List, from the lines below, each one with "anniversaire" in it.
:: TASK DATA ::
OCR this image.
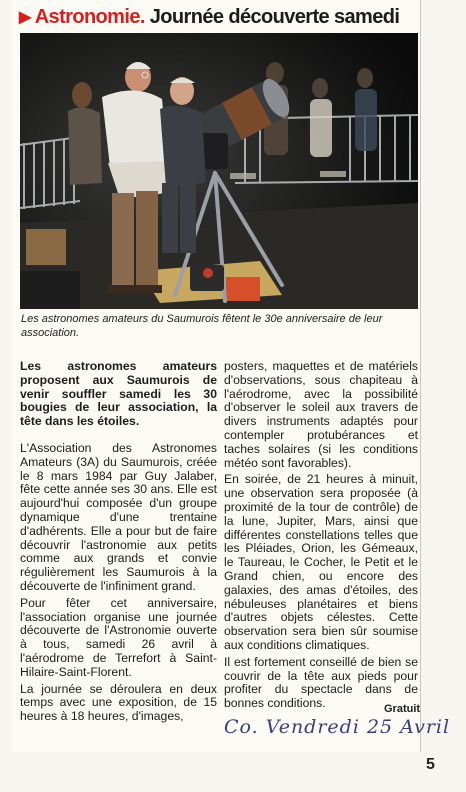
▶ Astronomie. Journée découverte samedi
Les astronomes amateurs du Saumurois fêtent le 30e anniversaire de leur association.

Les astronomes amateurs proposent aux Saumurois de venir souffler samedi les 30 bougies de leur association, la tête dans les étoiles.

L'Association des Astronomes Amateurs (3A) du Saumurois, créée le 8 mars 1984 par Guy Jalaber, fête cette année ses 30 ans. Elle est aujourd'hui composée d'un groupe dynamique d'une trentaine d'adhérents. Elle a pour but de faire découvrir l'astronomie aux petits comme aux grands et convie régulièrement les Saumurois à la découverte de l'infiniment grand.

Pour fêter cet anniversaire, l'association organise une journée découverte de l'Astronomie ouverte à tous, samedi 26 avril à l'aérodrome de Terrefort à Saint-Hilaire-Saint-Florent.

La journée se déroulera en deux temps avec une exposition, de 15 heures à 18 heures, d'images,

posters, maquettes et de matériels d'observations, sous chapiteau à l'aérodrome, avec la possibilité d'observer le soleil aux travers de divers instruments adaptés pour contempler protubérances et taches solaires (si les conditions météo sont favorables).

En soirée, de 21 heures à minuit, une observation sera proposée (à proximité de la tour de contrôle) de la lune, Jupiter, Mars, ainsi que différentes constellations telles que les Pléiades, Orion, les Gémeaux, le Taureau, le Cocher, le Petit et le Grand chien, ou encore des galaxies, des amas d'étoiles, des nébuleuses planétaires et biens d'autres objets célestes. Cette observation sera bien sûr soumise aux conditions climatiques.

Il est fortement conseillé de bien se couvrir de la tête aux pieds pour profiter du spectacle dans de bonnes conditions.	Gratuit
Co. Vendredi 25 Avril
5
:::
:: TASK DATA ::
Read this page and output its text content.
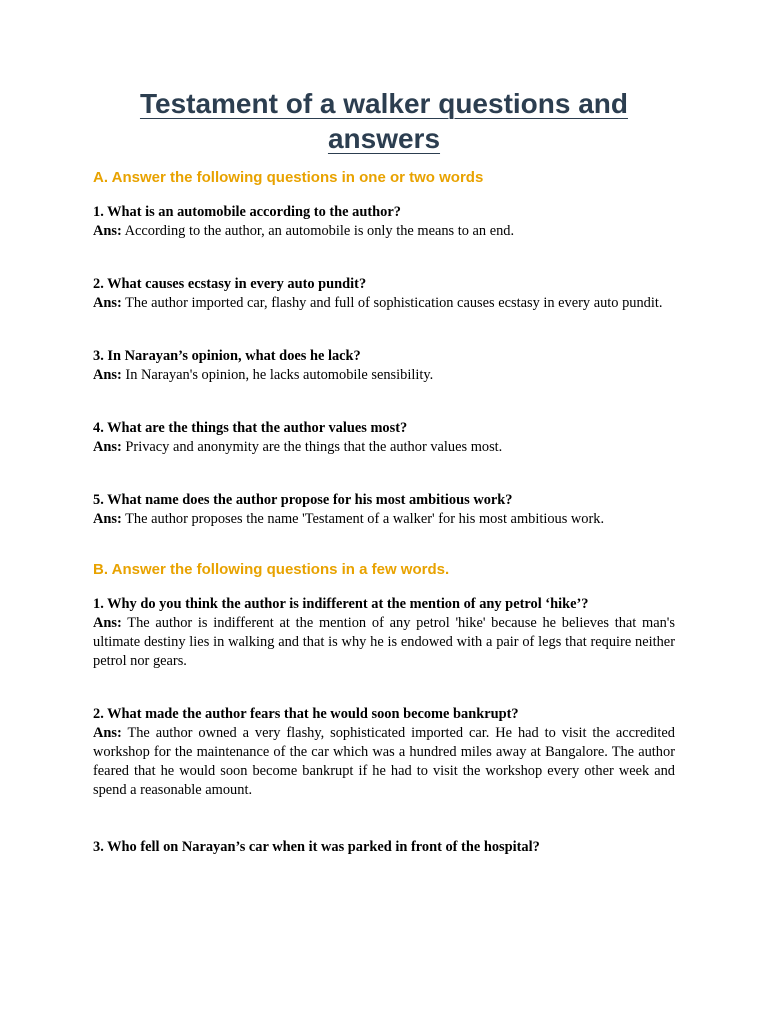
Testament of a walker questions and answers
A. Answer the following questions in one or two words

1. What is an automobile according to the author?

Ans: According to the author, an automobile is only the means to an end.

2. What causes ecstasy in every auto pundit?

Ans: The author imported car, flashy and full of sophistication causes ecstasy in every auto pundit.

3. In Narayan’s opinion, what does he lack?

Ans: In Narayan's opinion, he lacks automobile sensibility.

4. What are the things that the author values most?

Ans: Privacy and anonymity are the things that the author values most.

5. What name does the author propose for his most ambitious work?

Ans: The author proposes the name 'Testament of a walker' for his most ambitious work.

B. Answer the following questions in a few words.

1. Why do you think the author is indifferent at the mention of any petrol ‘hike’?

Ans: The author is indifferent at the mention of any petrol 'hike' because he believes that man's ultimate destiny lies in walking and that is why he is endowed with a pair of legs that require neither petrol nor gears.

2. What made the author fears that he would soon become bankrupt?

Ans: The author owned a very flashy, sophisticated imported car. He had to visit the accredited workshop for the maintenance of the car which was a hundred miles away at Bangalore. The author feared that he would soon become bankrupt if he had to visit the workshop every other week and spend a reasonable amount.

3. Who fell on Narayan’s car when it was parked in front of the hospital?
:::
:: TASK DATA ::
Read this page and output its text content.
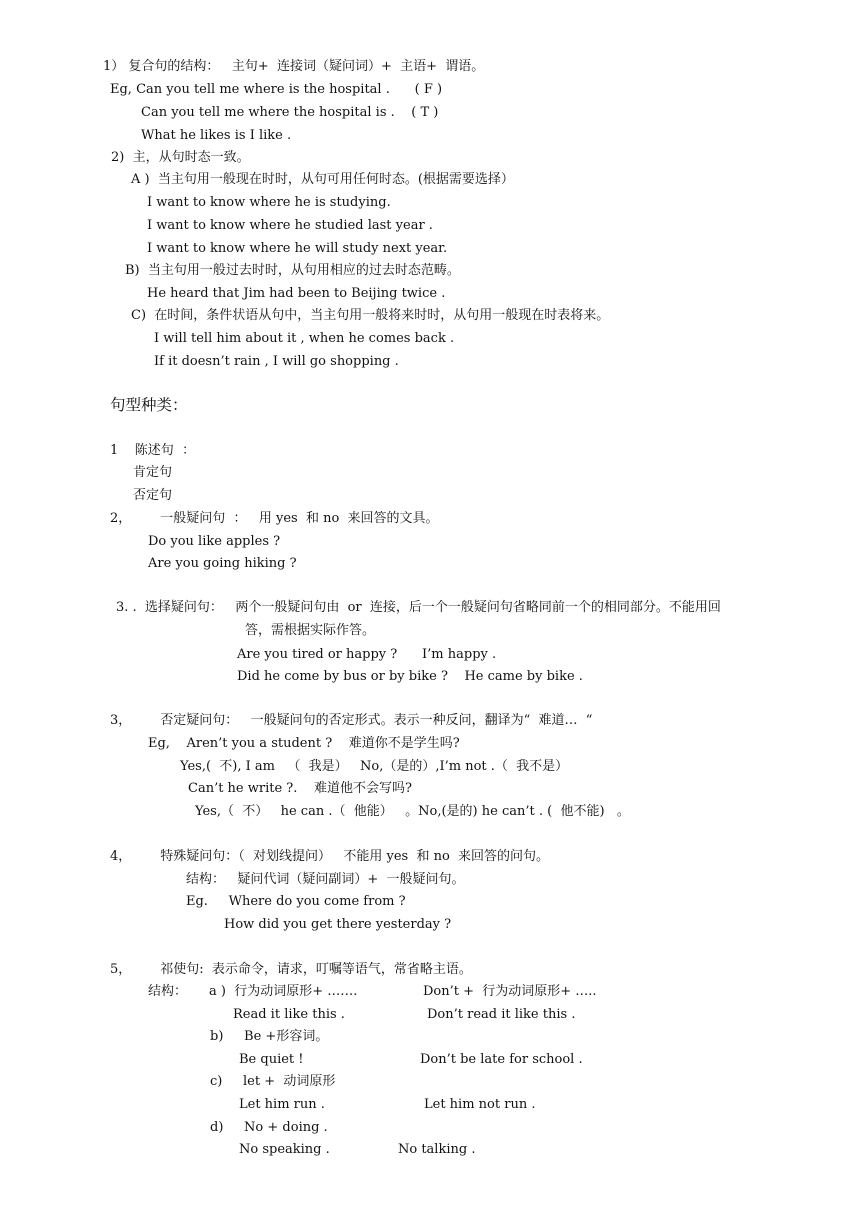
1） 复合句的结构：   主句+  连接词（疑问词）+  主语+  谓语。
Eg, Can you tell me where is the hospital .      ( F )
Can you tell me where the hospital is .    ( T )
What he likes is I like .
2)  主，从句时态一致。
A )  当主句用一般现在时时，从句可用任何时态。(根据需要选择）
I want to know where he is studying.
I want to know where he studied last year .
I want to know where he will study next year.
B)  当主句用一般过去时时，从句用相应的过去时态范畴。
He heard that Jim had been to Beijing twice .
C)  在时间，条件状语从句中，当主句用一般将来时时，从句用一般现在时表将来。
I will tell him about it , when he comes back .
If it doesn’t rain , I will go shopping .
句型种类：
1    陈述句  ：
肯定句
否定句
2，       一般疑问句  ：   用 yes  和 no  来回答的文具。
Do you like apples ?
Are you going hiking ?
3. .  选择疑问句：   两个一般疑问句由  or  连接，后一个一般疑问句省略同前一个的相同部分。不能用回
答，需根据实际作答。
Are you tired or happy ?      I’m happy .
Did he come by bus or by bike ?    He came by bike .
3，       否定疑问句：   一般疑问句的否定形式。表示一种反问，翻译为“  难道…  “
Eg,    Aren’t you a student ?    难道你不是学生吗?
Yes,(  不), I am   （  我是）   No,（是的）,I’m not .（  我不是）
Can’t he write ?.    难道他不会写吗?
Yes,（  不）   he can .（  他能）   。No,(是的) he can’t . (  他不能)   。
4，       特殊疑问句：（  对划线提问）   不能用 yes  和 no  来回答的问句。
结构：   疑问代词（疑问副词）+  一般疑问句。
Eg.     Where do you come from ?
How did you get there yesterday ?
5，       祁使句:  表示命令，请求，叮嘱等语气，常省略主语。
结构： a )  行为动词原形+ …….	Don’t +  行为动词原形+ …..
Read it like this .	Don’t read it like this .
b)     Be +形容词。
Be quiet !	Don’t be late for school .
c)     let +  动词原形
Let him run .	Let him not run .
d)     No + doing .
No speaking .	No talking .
:::
▸ **EXPECTED ANSWER**:
Les astronomes amateurs du Saumurois fêtent le 30e anniversaire de leur association.
Pour fêter cet anniversaire, l'association organise une journée découverte de l'Astronomie ouverte à tous, samedi 26 avril à l'aérodrome de Terrefort à Saint-Hilaire-Saint-Florent.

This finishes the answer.